WHAT YOU ARE ASKED TO DO
For the data below, work out how many lines include the string "high" and report only the number.

'''

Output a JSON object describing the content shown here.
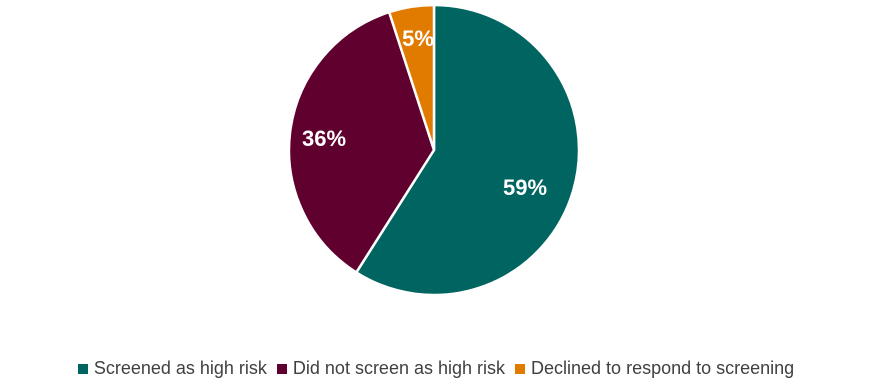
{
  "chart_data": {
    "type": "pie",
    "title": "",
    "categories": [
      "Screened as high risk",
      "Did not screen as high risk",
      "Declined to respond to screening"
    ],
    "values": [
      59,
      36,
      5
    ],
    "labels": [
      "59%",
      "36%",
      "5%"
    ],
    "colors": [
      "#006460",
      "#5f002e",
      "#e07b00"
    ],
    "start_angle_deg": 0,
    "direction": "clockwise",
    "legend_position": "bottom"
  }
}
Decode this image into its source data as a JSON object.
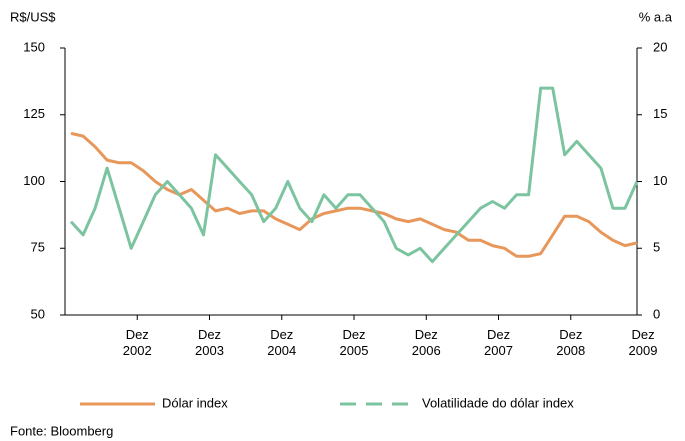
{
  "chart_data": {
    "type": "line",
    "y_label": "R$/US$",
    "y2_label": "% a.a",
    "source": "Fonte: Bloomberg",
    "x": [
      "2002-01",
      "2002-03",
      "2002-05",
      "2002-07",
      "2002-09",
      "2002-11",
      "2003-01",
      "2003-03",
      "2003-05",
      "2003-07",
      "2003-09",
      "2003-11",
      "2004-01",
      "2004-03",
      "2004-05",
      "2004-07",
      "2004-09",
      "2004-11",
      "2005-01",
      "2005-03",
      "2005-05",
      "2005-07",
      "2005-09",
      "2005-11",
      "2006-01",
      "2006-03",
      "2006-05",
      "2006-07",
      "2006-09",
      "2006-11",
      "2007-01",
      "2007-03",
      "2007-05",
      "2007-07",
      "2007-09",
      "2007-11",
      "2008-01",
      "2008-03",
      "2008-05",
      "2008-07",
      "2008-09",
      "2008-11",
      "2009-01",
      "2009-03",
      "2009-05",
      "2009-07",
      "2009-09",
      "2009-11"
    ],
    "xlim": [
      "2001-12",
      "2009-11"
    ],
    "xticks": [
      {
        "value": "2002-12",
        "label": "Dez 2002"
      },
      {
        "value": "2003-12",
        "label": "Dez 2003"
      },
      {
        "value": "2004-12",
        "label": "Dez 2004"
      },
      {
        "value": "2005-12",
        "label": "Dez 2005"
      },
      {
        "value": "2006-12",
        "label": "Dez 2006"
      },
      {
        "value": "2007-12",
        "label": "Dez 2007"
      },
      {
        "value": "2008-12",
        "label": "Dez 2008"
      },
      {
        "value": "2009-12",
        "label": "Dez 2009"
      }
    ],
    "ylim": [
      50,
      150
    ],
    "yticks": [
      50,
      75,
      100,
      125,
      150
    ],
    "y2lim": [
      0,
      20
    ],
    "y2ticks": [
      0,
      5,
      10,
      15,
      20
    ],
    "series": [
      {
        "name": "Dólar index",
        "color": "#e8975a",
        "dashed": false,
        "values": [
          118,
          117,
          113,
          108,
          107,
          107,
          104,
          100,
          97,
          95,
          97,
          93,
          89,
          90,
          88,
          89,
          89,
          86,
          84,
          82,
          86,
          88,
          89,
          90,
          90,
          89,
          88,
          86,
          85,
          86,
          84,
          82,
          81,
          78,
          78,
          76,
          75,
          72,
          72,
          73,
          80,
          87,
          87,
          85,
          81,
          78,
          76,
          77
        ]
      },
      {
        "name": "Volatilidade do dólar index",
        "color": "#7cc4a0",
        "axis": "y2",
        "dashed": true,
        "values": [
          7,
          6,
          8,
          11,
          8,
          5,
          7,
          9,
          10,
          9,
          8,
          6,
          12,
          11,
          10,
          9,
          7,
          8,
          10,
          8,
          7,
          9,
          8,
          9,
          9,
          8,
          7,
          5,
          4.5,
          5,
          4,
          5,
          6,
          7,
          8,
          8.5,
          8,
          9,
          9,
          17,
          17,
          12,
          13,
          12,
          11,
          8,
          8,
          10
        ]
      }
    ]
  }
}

'''

EXPECTED ANSWER
2